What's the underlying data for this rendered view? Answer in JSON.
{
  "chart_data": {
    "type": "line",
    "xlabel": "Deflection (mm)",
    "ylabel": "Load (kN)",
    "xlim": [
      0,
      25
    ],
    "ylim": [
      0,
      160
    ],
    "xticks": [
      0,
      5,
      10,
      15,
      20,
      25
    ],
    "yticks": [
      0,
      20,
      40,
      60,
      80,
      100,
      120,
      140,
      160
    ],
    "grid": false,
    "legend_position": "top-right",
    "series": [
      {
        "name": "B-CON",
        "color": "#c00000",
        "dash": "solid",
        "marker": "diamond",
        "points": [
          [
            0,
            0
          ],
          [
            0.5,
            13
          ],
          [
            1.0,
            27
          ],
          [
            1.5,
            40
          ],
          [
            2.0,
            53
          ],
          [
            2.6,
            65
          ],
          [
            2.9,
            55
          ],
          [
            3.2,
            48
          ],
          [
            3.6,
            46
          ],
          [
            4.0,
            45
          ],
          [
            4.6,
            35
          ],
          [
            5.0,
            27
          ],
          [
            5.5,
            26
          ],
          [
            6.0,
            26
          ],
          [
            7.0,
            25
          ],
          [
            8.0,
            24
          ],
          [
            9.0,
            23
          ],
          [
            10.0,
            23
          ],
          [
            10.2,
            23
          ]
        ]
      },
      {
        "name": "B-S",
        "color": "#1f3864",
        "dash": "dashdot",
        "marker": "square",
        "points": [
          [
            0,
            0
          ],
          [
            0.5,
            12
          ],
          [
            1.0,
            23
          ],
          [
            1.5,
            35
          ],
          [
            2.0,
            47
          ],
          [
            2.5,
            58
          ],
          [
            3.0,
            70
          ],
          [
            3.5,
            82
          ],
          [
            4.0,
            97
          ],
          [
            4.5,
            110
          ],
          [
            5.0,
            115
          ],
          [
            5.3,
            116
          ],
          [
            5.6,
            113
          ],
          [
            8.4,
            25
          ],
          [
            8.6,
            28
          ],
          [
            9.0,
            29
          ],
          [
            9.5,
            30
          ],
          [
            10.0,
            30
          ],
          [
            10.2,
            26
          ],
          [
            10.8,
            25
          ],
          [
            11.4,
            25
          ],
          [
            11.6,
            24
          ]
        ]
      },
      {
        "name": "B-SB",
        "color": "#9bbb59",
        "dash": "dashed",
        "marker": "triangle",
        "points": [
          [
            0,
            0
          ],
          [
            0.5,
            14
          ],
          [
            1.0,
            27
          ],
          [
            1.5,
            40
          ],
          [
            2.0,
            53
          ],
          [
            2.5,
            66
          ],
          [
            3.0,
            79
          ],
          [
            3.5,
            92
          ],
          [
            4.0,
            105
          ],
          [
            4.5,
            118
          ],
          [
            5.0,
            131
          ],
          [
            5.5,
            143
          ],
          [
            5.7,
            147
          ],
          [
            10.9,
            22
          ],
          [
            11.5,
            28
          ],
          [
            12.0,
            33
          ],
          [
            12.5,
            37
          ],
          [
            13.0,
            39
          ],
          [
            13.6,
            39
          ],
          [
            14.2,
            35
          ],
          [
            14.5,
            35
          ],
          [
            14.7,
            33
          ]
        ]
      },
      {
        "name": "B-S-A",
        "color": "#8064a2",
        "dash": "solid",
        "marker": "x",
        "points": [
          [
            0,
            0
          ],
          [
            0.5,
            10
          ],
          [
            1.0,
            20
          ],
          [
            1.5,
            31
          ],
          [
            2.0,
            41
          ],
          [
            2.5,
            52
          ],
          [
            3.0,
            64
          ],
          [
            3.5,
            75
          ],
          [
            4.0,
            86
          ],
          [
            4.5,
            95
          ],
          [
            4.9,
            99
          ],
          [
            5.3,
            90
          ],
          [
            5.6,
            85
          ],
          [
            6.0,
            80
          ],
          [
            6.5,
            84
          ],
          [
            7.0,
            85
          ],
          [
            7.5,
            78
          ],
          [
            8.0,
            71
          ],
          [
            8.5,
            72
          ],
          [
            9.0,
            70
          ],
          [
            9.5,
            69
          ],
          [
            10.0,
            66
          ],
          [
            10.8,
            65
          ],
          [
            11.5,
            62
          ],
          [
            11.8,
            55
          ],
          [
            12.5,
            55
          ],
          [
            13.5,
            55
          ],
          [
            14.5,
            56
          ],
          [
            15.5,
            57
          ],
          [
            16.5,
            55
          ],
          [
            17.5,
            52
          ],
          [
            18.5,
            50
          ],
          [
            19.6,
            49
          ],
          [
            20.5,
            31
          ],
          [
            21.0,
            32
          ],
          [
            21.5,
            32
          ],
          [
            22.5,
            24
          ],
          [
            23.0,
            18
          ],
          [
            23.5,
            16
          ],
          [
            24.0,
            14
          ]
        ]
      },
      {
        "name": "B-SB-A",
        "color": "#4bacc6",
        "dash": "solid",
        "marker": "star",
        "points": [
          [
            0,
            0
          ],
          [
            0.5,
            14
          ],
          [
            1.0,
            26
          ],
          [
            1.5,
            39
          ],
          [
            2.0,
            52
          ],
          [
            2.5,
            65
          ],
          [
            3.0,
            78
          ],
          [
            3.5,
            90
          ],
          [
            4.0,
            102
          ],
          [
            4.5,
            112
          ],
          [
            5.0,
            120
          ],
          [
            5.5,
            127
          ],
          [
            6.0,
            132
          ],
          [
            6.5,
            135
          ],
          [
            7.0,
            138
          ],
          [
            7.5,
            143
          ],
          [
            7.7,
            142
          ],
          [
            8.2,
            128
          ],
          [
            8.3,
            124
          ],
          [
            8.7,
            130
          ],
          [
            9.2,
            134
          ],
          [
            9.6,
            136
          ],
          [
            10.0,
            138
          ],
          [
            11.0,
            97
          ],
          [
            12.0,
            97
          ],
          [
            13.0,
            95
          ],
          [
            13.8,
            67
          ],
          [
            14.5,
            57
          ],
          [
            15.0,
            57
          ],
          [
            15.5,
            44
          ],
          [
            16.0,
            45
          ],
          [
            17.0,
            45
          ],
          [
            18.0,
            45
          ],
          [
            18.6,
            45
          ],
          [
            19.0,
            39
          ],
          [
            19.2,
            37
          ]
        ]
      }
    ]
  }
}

----

Written request:
Pick out all lines containing the string "marker".

Exercise response:
        "marker": "diamond",
        "marker": "square",
        "marker": "triangle",
        "marker": "x",
        "marker": "star",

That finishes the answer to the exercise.